- WRITTEN EXERCISE -
Find each line holding "Montant" and copy it out.

- ENTRIES SUPPLIED -
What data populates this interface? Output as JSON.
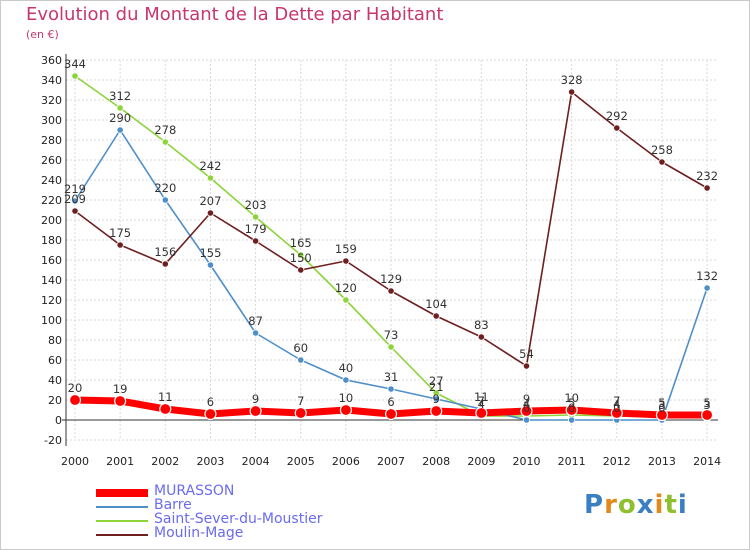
{
  "title": "Evolution du Montant de la Dette par Habitant",
  "subtitle": "(en €)",
  "logo_text": "Proxiti",
  "chart_data": {
    "type": "line",
    "title": "Evolution du Montant de la Dette par Habitant",
    "ylabel": "(en €)",
    "xlabel": "",
    "ylim": [
      -20,
      360
    ],
    "yticks": [
      -20,
      0,
      20,
      40,
      60,
      80,
      100,
      120,
      140,
      160,
      180,
      200,
      220,
      240,
      260,
      280,
      300,
      320,
      340,
      360
    ],
    "categories": [
      "2000",
      "2001",
      "2002",
      "2003",
      "2004",
      "2005",
      "2006",
      "2007",
      "2008",
      "2009",
      "2010",
      "2011",
      "2012",
      "2013",
      "2014"
    ],
    "grid": true,
    "legend_position": "bottom-left",
    "series": [
      {
        "name": "MURASSON",
        "color": "#ff0000",
        "values": [
          20,
          19,
          11,
          6,
          9,
          7,
          10,
          6,
          9,
          7,
          9,
          10,
          7,
          5,
          5
        ],
        "labeled": true
      },
      {
        "name": "Barre",
        "color": "#4f8fc9",
        "values": [
          219,
          290,
          220,
          155,
          87,
          60,
          40,
          31,
          21,
          11,
          0,
          0,
          0,
          0,
          132
        ],
        "labeled": true
      },
      {
        "name": "Saint-Sever-du-Moustier",
        "color": "#8cd43a",
        "values": [
          344,
          312,
          278,
          242,
          203,
          165,
          120,
          73,
          27,
          4,
          4,
          5,
          4,
          3,
          3
        ],
        "labeled": true
      },
      {
        "name": "Moulin-Mage",
        "color": "#6e1f1f",
        "values": [
          209,
          175,
          156,
          207,
          179,
          150,
          159,
          129,
          104,
          83,
          54,
          328,
          292,
          258,
          232
        ],
        "labeled": true
      }
    ]
  }
}
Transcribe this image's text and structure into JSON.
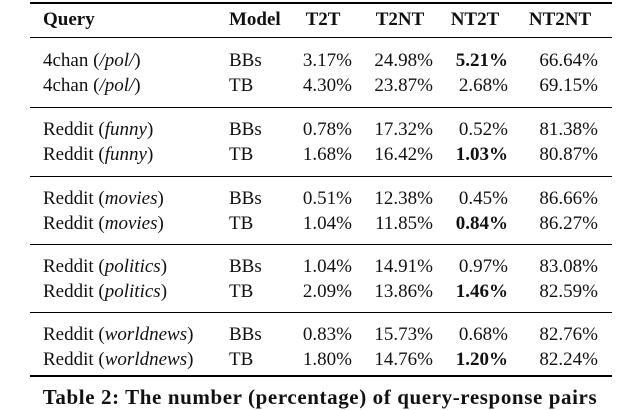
{
  "table": {
    "header": [
      "Query",
      "Model",
      "T2T",
      "T2NT",
      "NT2T",
      "NT2NT"
    ],
    "groups": [
      {
        "rows": [
          {
            "query": [
              "4chan (",
              "/pol/",
              ")"
            ],
            "model": "BBs",
            "values": [
              "3.17%",
              "24.98%",
              "5.21%",
              "66.64%"
            ],
            "bold": [
              2
            ]
          },
          {
            "query": [
              "4chan (",
              "/pol/",
              ")"
            ],
            "model": "TB",
            "values": [
              "4.30%",
              "23.87%",
              "2.68%",
              "69.15%"
            ],
            "bold": []
          }
        ]
      },
      {
        "rows": [
          {
            "query": [
              "Reddit (",
              "funny",
              ")"
            ],
            "model": "BBs",
            "values": [
              "0.78%",
              "17.32%",
              "0.52%",
              "81.38%"
            ],
            "bold": []
          },
          {
            "query": [
              "Reddit (",
              "funny",
              ")"
            ],
            "model": "TB",
            "values": [
              "1.68%",
              "16.42%",
              "1.03%",
              "80.87%"
            ],
            "bold": [
              2
            ]
          }
        ]
      },
      {
        "rows": [
          {
            "query": [
              "Reddit (",
              "movies",
              ")"
            ],
            "model": "BBs",
            "values": [
              "0.51%",
              "12.38%",
              "0.45%",
              "86.66%"
            ],
            "bold": []
          },
          {
            "query": [
              "Reddit (",
              "movies",
              ")"
            ],
            "model": "TB",
            "values": [
              "1.04%",
              "11.85%",
              "0.84%",
              "86.27%"
            ],
            "bold": [
              2
            ]
          }
        ]
      },
      {
        "rows": [
          {
            "query": [
              "Reddit (",
              "politics",
              ")"
            ],
            "model": "BBs",
            "values": [
              "1.04%",
              "14.91%",
              "0.97%",
              "83.08%"
            ],
            "bold": []
          },
          {
            "query": [
              "Reddit (",
              "politics",
              ")"
            ],
            "model": "TB",
            "values": [
              "2.09%",
              "13.86%",
              "1.46%",
              "82.59%"
            ],
            "bold": [
              2
            ]
          }
        ]
      },
      {
        "rows": [
          {
            "query": [
              "Reddit (",
              "worldnews",
              ")"
            ],
            "model": "BBs",
            "values": [
              "0.83%",
              "15.73%",
              "0.68%",
              "82.76%"
            ],
            "bold": []
          },
          {
            "query": [
              "Reddit (",
              "worldnews",
              ")"
            ],
            "model": "TB",
            "values": [
              "1.80%",
              "14.76%",
              "1.20%",
              "82.24%"
            ],
            "bold": [
              2
            ]
          }
        ]
      }
    ]
  },
  "caption": "Table 2: The number (percentage) of query-response pairs"
}
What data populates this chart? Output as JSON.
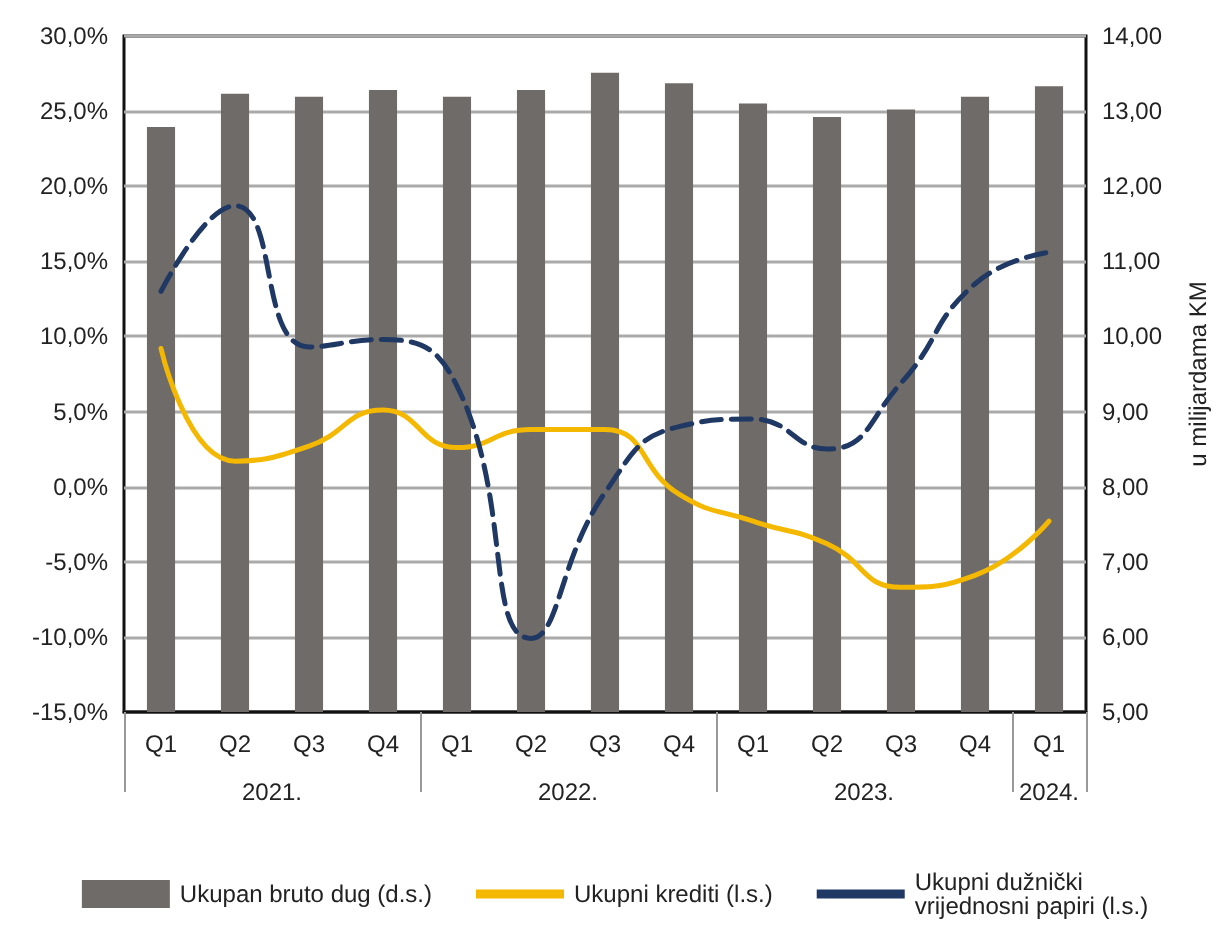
{
  "chart_data": {
    "type": "line",
    "categories": [
      "Q1",
      "Q2",
      "Q3",
      "Q4",
      "Q1",
      "Q2",
      "Q3",
      "Q4",
      "Q1",
      "Q2",
      "Q3",
      "Q4",
      "Q1"
    ],
    "annotations": [
      "2021.",
      "2022.",
      "2023.",
      "2024."
    ],
    "y2label": "u milijardama KM",
    "series": [
      {
        "name": "Ukupan bruto dug (d.s.)",
        "type": "bar",
        "axis": "y2",
        "color": "#6f6b69",
        "values": [
          12.79,
          13.23,
          13.19,
          13.28,
          13.19,
          13.28,
          13.51,
          13.37,
          13.1,
          12.92,
          13.02,
          13.19,
          13.33
        ]
      },
      {
        "name": "Ukupni krediti (l.s.)",
        "color": "#f5b800",
        "line_style": "solid",
        "values": [
          9.2,
          1.7,
          2.7,
          5.1,
          2.6,
          3.8,
          3.8,
          -0.5,
          -2.3,
          -3.8,
          -6.7,
          -5.9,
          -2.3
        ]
      },
      {
        "name": "Ukupni dužnički vrijednosni papiri (l.s.)",
        "color": "#1f3864",
        "line_style": "dashed",
        "values": [
          13.0,
          18.7,
          9.3,
          9.8,
          6.7,
          -10.1,
          -0.4,
          4.0,
          4.5,
          2.5,
          6.9,
          13.5,
          15.6
        ]
      }
    ],
    "ylim": [
      -15,
      30
    ],
    "yticks": [
      {
        "value": -15,
        "label": "-15,0%"
      },
      {
        "value": -10,
        "label": "-10,0%"
      },
      {
        "value": -5,
        "label": "-5,0%"
      },
      {
        "value": 0,
        "label": "0,0%"
      },
      {
        "value": 5,
        "label": "5,0%"
      },
      {
        "value": 10,
        "label": "10,0%"
      },
      {
        "value": 15,
        "label": "15,0%"
      },
      {
        "value": 20,
        "label": "20,0%"
      },
      {
        "value": 25,
        "label": "25,0%"
      },
      {
        "value": 30,
        "label": "30,0%"
      }
    ],
    "y2lim": [
      5,
      14
    ],
    "y2ticks": [
      {
        "value": 5,
        "label": "5,00"
      },
      {
        "value": 6,
        "label": "6,00"
      },
      {
        "value": 7,
        "label": "7,00"
      },
      {
        "value": 8,
        "label": "8,00"
      },
      {
        "value": 9,
        "label": "9,00"
      },
      {
        "value": 10,
        "label": "10,00"
      },
      {
        "value": 11,
        "label": "11,00"
      },
      {
        "value": 12,
        "label": "12,00"
      },
      {
        "value": 13,
        "label": "13,00"
      },
      {
        "value": 14,
        "label": "14,00"
      }
    ],
    "grid": "y",
    "legend": "bottom",
    "marker": "none"
  }
}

- EXERCISE RESPONSE -
  "title": "Evolution du Montant de la Dette par Habitant",
    "title": "Evolution du Montant de la Dette par Habitant",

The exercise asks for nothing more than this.